TASK OBJECTIVE:
Exact reproduction of the data is required, with images excluded.

═══ RAW DATA ═══

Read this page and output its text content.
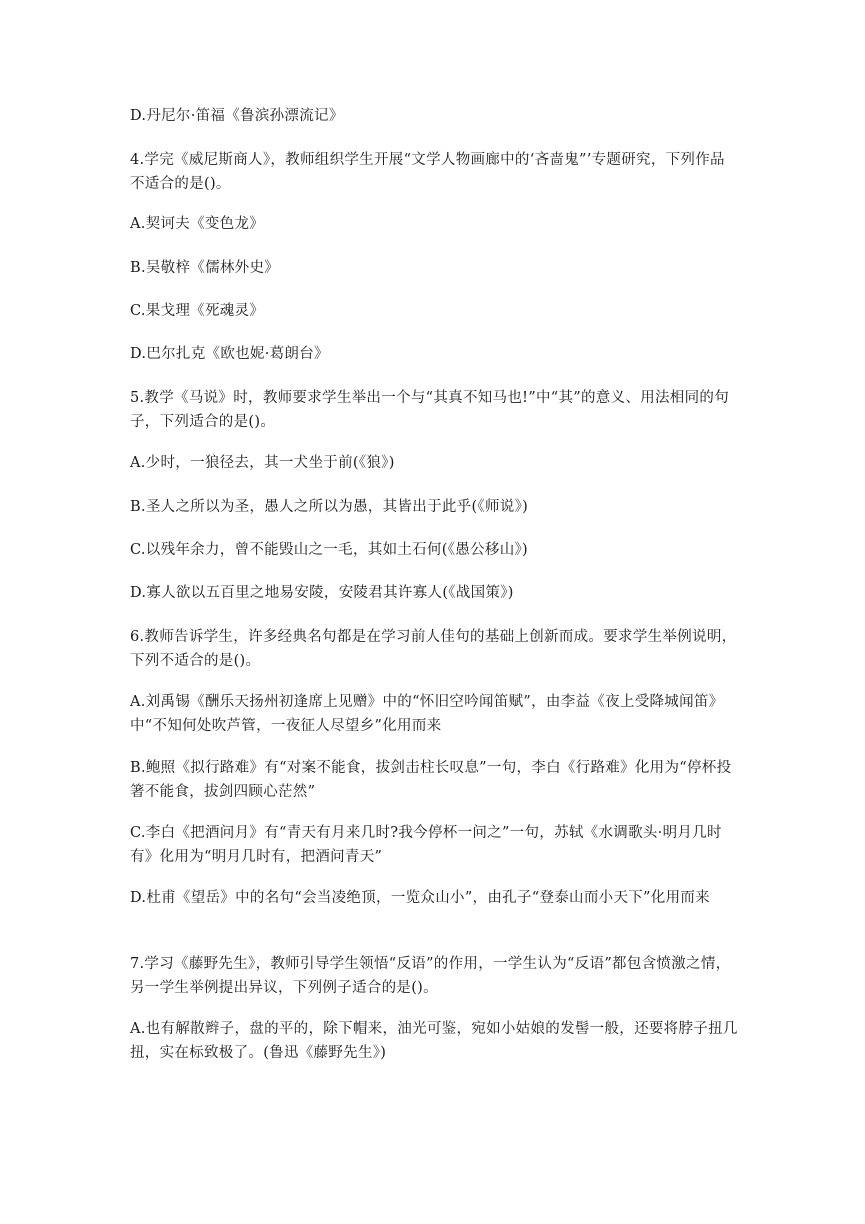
D.丹尼尔·笛福《鲁滨孙漂流记》

4.学完《威尼斯商人》，教师组织学生开展“文学人物画廊中的‘吝啬鬼”’专题研究，下列作品不适合的是()。

A.契诃夫《变色龙》

B.吴敬梓《儒林外史》

C.果戈理《死魂灵》

D.巴尔扎克《欧也妮·葛朗台》

5.教学《马说》时，教师要求学生举出一个与“其真不知马也!”中“其”的意义、用法相同的句子，下列适合的是()。

A.少时，一狼径去，其一犬坐于前(《狼》)

B.圣人之所以为圣，愚人之所以为愚，其皆出于此乎(《师说》)

C.以残年余力，曾不能毁山之一毛，其如土石何(《愚公移山》)

D.寡人欲以五百里之地易安陵，安陵君其许寡人(《战国策》)

6.教师告诉学生，许多经典名句都是在学习前人佳句的基础上创新而成。要求学生举例说明，下列不适合的是()。

A.刘禹锡《酬乐天扬州初逢席上见赠》中的“怀旧空吟闻笛赋”，由李益《夜上受降城闻笛》中“不知何处吹芦管，一夜征人尽望乡”化用而来

B.鲍照《拟行路难》有“对案不能食，拔剑击柱长叹息”一句，李白《行路难》化用为“停杯投箸不能食，拔剑四顾心茫然”

C.李白《把酒问月》有“青天有月来几时?我今停杯一问之”一句，苏轼《水调歌头·明月几时有》化用为“明月几时有，把酒问青天”

D.杜甫《望岳》中的名句“会当凌绝顶，一览众山小”，由孔子“登泰山而小天下”化用而来

7.学习《藤野先生》，教师引导学生领悟“反语”的作用，一学生认为“反语”都包含愤激之情，另一学生举例提出异议，下列例子适合的是()。

A.也有解散辫子，盘的平的，除下帽来，油光可鉴，宛如小姑娘的发髻一般，还要将脖子扭几扭，实在标致极了。(鲁迅《藤野先生》)
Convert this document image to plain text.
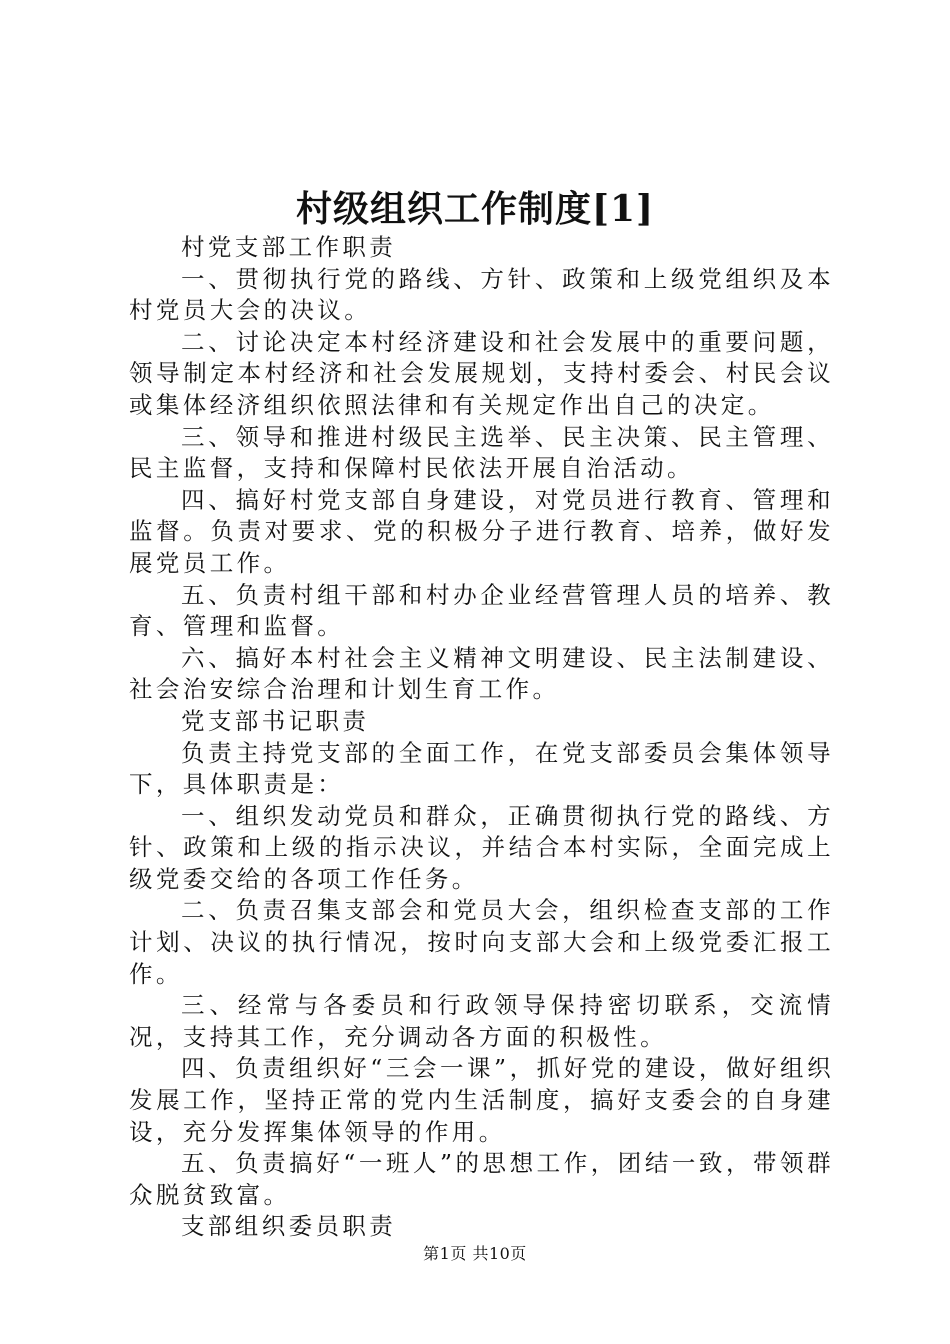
村级组织工作制度[1]

村党支部工作职责

一、贯彻执行党的路线、方针、政策和上级党组织及本村党员大会的决议。

二、讨论决定本村经济建设和社会发展中的重要问题，领导制定本村经济和社会发展规划，支持村委会、村民会议或集体经济组织依照法律和有关规定作出自己的决定。

三、领导和推进村级民主选举、民主决策、民主管理、民主监督，支持和保障村民依法开展自治活动。

四、搞好村党支部自身建设，对党员进行教育、管理和监督。负责对要求、党的积极分子进行教育、培养，做好发展党员工作。

五、负责村组干部和村办企业经营管理人员的培养、教育、管理和监督。

六、搞好本村社会主义精神文明建设、民主法制建设、社会治安综合治理和计划生育工作。

党支部书记职责

负责主持党支部的全面工作，在党支部委员会集体领导下，具体职责是：

一、组织发动党员和群众，正确贯彻执行党的路线、方针、政策和上级的指示决议，并结合本村实际，全面完成上级党委交给的各项工作任务。

二、负责召集支部会和党员大会，组织检查支部的工作计划、决议的执行情况，按时向支部大会和上级党委汇报工作。

三、经常与各委员和行政领导保持密切联系，交流情况，支持其工作，充分调动各方面的积极性。

四、负责组织好“三会一课”，抓好党的建设，做好组织发展工作，坚持正常的党内生活制度，搞好支委会的自身建设，充分发挥集体领导的作用。

五、负责搞好“一班人”的思想工作，团结一致，带领群众脱贫致富。

支部组织委员职责

第1页 共10页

═══

EXERCISE RESULT:
Read this page and output its text content.
D.丹尼尔·笛福《鲁滨孙漂流记》

4.学完《威尼斯商人》，教师组织学生开展“文学人物画廊中的‘吝啬鬼”’专题研究，下列作品不适合的是()。

A.契诃夫《变色龙》

B.吴敬梓《儒林外史》

C.果戈理《死魂灵》

D.巴尔扎克《欧也妮·葛朗台》

5.教学《马说》时，教师要求学生举出一个与“其真不知马也!”中“其”的意义、用法相同的句子，下列适合的是()。

A.少时，一狼径去，其一犬坐于前(《狼》)

B.圣人之所以为圣，愚人之所以为愚，其皆出于此乎(《师说》)

C.以残年余力，曾不能毁山之一毛，其如土石何(《愚公移山》)

D.寡人欲以五百里之地易安陵，安陵君其许寡人(《战国策》)

6.教师告诉学生，许多经典名句都是在学习前人佳句的基础上创新而成。要求学生举例说明，下列不适合的是()。

A.刘禹锡《酬乐天扬州初逢席上见赠》中的“怀旧空吟闻笛赋”，由李益《夜上受降城闻笛》中“不知何处吹芦管，一夜征人尽望乡”化用而来

B.鲍照《拟行路难》有“对案不能食，拔剑击柱长叹息”一句，李白《行路难》化用为“停杯投箸不能食，拔剑四顾心茫然”

C.李白《把酒问月》有“青天有月来几时?我今停杯一问之”一句，苏轼《水调歌头·明月几时有》化用为“明月几时有，把酒问青天”

D.杜甫《望岳》中的名句“会当凌绝顶，一览众山小”，由孔子“登泰山而小天下”化用而来

7.学习《藤野先生》，教师引导学生领悟“反语”的作用，一学生认为“反语”都包含愤激之情，另一学生举例提出异议，下列例子适合的是()。

A.也有解散辫子，盘的平的，除下帽来，油光可鉴，宛如小姑娘的发髻一般，还要将脖子扭几扭，实在标致极了。(鲁迅《藤野先生》)
Convert this document image to plain text.
村级组织工作制度[1]

村党支部工作职责

一、贯彻执行党的路线、方针、政策和上级党组织及本村党员大会的决议。

二、讨论决定本村经济建设和社会发展中的重要问题，领导制定本村经济和社会发展规划，支持村委会、村民会议或集体经济组织依照法律和有关规定作出自己的决定。

三、领导和推进村级民主选举、民主决策、民主管理、民主监督，支持和保障村民依法开展自治活动。

四、搞好村党支部自身建设，对党员进行教育、管理和监督。负责对要求、党的积极分子进行教育、培养，做好发展党员工作。

五、负责村组干部和村办企业经营管理人员的培养、教育、管理和监督。

六、搞好本村社会主义精神文明建设、民主法制建设、社会治安综合治理和计划生育工作。

党支部书记职责

负责主持党支部的全面工作，在党支部委员会集体领导下，具体职责是：

一、组织发动党员和群众，正确贯彻执行党的路线、方针、政策和上级的指示决议，并结合本村实际，全面完成上级党委交给的各项工作任务。

二、负责召集支部会和党员大会，组织检查支部的工作计划、决议的执行情况，按时向支部大会和上级党委汇报工作。

三、经常与各委员和行政领导保持密切联系，交流情况，支持其工作，充分调动各方面的积极性。

四、负责组织好“三会一课”，抓好党的建设，做好组织发展工作，坚持正常的党内生活制度，搞好支委会的自身建设，充分发挥集体领导的作用。

五、负责搞好“一班人”的思想工作，团结一致，带领群众脱贫致富。

支部组织委员职责

第1页 共10页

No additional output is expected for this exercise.